▶ WORK TO BE COMPLETED:
Where does the word "kwestie" appear in the entries below? Copy each line that holds it.

Text content records for pages
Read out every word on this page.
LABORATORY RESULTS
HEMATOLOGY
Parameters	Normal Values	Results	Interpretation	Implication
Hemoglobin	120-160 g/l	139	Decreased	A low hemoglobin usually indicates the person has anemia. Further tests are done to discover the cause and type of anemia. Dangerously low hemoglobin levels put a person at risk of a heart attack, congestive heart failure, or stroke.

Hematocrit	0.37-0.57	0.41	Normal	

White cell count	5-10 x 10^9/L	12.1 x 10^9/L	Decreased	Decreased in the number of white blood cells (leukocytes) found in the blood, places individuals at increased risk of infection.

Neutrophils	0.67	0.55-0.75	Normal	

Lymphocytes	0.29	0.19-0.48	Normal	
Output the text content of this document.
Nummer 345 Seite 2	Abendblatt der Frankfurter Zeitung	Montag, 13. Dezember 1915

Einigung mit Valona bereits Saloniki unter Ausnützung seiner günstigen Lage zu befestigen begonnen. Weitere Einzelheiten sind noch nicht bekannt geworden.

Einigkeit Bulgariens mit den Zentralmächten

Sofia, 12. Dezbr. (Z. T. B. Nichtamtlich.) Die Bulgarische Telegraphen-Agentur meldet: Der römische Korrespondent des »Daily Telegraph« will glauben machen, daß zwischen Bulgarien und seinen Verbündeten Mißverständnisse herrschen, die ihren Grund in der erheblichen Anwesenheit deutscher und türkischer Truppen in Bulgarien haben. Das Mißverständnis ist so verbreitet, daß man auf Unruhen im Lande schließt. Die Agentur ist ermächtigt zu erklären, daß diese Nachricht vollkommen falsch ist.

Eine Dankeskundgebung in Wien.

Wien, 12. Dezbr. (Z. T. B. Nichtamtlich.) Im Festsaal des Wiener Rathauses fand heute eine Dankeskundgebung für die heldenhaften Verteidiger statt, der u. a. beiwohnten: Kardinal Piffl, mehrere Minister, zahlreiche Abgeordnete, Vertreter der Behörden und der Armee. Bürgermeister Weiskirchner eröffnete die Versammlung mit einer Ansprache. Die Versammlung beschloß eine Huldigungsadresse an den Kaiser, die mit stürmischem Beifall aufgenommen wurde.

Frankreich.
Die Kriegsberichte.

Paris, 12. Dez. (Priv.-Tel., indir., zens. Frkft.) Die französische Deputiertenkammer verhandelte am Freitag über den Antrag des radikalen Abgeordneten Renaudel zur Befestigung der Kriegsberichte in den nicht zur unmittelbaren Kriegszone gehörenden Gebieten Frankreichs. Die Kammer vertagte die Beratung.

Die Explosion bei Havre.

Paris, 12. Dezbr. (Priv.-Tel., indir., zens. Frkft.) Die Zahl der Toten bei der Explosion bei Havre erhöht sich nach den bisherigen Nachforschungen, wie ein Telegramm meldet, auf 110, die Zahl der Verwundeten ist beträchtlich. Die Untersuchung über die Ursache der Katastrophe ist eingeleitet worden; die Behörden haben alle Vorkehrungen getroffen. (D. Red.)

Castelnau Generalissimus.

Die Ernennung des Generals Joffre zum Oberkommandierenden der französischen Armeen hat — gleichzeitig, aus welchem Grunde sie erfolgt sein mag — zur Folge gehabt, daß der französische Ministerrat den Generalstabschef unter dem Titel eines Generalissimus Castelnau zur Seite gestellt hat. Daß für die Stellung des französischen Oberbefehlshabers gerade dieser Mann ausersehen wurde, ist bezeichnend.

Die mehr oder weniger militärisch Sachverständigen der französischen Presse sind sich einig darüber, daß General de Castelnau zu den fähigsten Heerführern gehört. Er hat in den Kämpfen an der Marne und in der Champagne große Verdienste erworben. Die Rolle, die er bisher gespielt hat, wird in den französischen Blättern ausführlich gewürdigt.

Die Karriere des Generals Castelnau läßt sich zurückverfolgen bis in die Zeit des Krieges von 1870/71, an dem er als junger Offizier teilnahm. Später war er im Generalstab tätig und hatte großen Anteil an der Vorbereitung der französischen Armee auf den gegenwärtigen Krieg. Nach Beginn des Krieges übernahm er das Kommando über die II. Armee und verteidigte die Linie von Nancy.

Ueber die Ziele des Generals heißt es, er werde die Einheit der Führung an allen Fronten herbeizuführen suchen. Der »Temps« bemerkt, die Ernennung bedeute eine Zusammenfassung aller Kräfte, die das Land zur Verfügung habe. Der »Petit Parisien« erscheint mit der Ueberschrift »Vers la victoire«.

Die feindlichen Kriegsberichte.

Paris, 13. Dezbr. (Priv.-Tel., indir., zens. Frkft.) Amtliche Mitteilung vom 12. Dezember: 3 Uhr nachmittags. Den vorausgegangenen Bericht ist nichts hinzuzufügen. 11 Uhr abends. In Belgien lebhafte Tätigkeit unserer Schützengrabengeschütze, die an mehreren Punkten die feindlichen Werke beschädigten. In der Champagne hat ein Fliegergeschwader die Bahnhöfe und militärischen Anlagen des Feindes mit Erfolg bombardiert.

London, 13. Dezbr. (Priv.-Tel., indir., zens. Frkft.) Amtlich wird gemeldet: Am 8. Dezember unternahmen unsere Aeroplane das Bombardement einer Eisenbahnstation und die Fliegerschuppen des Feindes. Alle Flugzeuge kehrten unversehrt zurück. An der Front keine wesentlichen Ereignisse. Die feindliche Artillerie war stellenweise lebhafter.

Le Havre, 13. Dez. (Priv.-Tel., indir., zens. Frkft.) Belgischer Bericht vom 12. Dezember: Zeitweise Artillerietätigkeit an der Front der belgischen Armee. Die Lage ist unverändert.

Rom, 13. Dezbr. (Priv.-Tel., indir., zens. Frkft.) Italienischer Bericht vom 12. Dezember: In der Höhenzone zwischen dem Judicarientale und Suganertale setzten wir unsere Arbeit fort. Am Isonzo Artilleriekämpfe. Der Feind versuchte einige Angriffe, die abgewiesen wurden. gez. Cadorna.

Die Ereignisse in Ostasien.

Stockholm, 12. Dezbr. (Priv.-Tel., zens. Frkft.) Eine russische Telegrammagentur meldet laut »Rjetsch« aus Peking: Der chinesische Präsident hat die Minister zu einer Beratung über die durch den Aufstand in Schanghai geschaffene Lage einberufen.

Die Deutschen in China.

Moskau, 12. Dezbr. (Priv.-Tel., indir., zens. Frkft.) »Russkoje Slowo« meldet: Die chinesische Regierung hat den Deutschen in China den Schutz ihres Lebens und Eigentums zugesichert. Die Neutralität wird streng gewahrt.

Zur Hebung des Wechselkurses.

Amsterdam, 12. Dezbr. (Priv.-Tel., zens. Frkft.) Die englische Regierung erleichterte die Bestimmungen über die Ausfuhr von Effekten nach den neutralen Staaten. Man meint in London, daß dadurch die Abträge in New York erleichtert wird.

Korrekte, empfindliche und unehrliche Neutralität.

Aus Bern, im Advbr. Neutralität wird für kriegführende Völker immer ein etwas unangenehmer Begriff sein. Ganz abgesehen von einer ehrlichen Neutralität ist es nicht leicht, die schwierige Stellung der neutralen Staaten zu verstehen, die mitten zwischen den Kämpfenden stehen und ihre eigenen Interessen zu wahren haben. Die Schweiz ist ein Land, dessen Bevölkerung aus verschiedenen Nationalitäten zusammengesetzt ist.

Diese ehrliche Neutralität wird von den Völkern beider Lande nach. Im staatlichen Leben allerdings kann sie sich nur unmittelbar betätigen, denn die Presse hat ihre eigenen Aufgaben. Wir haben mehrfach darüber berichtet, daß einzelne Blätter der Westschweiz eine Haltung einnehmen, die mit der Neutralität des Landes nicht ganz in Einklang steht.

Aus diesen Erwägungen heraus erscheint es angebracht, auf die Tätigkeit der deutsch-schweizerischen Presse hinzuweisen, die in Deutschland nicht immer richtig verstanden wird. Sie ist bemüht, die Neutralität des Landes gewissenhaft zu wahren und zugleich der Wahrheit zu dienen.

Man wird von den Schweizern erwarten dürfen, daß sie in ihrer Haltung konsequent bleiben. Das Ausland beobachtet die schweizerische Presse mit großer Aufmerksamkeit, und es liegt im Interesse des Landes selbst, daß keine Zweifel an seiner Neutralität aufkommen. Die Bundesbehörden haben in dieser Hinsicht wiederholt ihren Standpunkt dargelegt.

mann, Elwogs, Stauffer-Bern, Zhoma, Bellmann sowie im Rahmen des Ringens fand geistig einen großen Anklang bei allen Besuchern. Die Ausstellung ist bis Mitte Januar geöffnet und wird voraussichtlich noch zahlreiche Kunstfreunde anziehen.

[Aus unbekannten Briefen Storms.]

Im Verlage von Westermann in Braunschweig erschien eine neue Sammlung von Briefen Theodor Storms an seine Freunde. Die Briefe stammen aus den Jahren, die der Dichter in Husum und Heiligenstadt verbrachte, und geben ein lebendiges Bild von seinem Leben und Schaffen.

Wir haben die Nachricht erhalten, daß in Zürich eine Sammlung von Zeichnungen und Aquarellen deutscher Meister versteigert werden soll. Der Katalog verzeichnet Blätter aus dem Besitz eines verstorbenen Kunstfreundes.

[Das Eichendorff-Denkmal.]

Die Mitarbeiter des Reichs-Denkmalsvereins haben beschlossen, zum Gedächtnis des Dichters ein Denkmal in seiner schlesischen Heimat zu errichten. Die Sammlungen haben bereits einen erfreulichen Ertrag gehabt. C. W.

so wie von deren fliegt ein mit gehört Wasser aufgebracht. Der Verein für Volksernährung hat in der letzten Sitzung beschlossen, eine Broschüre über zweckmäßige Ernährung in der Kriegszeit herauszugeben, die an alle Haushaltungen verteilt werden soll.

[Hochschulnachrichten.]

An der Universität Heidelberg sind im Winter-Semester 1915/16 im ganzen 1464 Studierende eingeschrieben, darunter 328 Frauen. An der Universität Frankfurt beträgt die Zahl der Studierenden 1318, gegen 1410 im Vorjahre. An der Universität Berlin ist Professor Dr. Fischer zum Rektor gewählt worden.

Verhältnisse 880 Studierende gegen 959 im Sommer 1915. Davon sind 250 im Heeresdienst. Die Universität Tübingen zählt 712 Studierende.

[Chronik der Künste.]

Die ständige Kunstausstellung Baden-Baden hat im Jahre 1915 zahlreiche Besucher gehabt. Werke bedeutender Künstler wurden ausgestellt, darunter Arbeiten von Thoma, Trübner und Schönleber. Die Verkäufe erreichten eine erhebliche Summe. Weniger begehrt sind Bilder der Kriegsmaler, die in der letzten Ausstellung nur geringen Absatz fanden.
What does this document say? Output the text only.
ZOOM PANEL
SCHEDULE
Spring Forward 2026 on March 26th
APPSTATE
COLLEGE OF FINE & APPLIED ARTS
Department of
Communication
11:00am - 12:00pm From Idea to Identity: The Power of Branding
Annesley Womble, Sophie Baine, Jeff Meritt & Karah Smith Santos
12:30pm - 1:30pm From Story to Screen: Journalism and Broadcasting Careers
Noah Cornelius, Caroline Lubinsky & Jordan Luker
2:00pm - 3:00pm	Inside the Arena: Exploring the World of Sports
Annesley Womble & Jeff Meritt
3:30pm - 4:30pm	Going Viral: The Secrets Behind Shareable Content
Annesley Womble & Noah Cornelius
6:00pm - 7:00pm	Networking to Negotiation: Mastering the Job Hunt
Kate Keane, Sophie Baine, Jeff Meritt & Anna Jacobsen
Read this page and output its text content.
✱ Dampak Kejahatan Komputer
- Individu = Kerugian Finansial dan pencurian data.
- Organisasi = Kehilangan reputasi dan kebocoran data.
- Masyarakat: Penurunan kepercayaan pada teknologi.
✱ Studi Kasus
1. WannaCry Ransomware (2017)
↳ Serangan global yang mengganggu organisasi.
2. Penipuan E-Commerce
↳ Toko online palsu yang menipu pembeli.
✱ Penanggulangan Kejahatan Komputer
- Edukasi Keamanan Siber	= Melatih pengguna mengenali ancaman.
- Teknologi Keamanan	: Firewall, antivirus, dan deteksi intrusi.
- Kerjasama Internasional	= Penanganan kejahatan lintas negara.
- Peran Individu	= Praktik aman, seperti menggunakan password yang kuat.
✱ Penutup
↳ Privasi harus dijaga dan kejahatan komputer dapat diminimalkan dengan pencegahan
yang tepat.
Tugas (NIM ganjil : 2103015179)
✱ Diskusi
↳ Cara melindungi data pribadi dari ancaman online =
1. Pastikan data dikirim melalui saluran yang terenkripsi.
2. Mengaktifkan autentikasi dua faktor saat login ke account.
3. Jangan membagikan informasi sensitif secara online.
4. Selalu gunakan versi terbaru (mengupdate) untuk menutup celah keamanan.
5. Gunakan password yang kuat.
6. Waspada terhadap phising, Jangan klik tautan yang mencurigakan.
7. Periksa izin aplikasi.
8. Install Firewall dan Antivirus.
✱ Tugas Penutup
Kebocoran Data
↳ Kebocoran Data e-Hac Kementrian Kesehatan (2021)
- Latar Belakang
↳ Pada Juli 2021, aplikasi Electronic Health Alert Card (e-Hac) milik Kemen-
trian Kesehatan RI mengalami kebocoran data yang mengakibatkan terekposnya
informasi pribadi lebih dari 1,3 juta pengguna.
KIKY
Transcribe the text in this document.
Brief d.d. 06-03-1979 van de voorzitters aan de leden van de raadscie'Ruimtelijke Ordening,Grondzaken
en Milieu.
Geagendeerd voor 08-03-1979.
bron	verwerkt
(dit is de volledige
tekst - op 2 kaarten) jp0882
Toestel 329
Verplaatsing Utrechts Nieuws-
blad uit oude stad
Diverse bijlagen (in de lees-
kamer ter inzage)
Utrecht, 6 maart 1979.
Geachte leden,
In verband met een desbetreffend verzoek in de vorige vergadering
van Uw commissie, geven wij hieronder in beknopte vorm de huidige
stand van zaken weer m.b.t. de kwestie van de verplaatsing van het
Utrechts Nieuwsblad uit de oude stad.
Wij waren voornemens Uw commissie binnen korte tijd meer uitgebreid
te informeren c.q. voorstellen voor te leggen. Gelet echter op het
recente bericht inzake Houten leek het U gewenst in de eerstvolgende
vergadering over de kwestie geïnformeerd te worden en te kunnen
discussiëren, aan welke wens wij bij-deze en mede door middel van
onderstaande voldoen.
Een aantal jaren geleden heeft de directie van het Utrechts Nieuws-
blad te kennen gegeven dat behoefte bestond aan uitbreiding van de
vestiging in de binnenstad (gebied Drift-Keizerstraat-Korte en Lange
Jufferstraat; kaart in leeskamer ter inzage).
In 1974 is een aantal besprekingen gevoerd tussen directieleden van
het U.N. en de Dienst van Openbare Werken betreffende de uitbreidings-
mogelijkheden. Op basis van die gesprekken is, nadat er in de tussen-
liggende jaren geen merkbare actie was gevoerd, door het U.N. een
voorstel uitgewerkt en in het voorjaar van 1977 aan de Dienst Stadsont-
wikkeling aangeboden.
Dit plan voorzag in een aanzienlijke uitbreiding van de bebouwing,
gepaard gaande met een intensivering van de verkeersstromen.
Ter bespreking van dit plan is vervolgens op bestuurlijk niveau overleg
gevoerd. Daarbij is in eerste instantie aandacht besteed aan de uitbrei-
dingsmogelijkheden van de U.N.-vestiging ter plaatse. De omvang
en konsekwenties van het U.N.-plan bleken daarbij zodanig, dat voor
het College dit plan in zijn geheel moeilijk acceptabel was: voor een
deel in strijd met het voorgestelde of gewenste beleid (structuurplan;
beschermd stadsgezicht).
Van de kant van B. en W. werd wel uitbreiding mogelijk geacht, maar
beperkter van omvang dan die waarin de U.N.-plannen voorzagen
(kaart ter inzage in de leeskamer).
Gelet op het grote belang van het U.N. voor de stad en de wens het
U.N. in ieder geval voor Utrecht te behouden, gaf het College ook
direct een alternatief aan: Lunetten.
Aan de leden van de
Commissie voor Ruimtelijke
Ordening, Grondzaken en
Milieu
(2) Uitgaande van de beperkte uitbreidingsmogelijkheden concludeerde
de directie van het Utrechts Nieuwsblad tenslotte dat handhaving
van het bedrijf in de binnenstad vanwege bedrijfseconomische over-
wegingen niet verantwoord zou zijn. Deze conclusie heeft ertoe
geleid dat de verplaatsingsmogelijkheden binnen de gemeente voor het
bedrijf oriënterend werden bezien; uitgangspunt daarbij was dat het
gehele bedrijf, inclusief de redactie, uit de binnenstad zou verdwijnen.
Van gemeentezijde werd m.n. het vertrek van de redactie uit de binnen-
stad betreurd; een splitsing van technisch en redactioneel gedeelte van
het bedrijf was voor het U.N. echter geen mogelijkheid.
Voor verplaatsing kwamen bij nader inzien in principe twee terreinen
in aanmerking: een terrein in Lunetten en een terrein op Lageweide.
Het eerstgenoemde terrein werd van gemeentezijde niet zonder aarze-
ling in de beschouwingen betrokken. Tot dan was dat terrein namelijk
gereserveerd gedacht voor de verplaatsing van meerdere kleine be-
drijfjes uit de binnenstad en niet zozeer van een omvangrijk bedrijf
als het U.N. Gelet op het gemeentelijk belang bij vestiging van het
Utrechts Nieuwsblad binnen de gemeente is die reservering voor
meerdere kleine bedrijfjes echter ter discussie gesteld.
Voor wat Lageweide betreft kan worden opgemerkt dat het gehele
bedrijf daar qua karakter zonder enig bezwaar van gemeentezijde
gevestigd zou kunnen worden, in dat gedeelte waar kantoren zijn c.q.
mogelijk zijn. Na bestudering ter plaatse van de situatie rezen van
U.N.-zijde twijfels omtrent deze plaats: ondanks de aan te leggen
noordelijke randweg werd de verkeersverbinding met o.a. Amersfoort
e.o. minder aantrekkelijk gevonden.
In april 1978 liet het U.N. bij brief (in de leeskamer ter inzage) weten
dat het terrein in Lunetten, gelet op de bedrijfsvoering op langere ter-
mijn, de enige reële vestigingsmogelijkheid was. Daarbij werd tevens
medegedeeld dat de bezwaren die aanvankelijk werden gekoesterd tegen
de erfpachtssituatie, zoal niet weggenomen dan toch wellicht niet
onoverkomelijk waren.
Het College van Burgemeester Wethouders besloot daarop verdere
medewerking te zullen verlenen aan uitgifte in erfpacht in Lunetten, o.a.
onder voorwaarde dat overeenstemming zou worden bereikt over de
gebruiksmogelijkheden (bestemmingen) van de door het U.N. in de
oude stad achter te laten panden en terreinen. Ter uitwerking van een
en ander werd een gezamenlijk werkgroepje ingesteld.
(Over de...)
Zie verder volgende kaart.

▶ ANSWER BOX:
stand van zaken weer m.b.t. de kwestie van de verplaatsing van het
vergadering over de kwestie geïnformeerd te worden en te kunnen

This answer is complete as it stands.